Collect every line of the records below that contains the word "الواو".
## start
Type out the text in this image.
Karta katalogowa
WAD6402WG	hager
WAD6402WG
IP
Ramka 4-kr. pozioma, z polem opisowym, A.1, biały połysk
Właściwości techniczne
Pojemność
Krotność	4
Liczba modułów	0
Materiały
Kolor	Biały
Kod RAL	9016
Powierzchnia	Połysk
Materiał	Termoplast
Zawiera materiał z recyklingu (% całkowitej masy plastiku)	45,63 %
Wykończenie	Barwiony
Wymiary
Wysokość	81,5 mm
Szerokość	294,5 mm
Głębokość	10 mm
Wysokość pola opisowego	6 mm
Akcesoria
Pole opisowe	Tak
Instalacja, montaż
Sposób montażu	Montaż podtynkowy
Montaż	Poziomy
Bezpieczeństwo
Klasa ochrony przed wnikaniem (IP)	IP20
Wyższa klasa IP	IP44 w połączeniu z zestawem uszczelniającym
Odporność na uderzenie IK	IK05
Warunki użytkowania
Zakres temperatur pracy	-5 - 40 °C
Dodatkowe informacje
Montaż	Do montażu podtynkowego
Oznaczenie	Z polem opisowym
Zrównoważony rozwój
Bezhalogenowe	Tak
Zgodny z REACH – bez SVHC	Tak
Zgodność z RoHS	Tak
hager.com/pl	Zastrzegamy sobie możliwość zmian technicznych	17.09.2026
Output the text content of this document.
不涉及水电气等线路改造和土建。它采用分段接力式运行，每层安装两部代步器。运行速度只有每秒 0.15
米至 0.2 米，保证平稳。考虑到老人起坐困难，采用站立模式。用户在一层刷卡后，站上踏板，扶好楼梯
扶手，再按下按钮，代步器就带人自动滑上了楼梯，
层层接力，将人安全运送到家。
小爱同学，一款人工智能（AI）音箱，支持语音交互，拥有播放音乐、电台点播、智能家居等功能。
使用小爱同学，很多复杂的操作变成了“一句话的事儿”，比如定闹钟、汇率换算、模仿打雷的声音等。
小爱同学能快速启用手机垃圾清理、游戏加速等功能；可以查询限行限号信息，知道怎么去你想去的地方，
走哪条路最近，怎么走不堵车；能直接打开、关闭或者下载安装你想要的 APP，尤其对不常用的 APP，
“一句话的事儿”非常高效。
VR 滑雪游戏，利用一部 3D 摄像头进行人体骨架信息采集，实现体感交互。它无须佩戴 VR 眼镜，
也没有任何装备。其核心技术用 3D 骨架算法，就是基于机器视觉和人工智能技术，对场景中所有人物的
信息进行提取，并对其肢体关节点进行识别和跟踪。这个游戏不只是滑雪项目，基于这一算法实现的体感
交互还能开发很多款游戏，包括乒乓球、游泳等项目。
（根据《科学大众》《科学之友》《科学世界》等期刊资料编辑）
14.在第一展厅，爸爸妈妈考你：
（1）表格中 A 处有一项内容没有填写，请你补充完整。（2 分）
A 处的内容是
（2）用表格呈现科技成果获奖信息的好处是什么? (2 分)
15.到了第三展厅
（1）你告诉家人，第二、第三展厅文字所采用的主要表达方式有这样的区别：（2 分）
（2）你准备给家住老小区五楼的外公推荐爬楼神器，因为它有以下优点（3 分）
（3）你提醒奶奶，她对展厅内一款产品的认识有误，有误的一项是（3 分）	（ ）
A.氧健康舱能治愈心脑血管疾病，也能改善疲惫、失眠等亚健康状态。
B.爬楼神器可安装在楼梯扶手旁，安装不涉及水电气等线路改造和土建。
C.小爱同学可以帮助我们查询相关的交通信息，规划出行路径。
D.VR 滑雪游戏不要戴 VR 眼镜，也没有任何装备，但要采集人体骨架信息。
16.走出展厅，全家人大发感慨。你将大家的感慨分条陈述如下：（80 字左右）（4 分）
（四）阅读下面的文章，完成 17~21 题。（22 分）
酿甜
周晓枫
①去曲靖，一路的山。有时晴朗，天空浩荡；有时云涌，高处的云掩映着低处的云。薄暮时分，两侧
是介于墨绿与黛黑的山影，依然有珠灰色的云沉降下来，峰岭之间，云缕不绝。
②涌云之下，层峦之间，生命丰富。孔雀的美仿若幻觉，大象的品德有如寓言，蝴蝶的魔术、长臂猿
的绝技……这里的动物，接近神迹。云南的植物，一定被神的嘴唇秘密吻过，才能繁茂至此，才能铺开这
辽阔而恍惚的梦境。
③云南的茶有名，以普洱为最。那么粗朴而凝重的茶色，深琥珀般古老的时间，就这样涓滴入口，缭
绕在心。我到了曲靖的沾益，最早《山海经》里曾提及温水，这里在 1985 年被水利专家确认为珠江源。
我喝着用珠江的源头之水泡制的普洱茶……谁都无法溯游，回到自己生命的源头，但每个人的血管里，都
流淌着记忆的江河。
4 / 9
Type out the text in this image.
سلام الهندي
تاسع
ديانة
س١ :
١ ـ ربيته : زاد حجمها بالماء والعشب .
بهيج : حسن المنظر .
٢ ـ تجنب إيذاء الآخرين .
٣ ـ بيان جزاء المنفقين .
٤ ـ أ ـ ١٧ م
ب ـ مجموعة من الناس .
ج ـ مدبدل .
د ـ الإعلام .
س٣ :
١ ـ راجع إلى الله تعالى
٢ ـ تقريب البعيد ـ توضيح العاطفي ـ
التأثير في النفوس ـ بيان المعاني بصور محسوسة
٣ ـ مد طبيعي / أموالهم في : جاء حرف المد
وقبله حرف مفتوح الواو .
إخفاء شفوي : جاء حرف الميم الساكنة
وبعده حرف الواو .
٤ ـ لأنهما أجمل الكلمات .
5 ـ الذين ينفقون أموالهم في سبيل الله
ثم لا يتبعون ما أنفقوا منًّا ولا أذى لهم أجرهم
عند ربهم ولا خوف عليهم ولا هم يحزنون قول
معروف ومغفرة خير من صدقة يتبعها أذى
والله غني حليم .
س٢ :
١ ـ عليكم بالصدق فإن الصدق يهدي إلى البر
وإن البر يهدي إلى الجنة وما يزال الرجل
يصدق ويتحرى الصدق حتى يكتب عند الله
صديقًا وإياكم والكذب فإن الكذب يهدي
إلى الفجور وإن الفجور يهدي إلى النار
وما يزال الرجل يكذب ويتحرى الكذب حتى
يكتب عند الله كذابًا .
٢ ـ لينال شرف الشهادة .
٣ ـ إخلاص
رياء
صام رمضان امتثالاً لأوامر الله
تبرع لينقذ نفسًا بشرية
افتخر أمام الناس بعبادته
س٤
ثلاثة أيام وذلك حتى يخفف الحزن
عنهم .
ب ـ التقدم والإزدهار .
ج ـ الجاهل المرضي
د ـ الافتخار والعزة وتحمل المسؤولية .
## end
• _COMPLETE ANSWER_
وقبله حرف مفتوح الواو .
وبعده حرف الواو .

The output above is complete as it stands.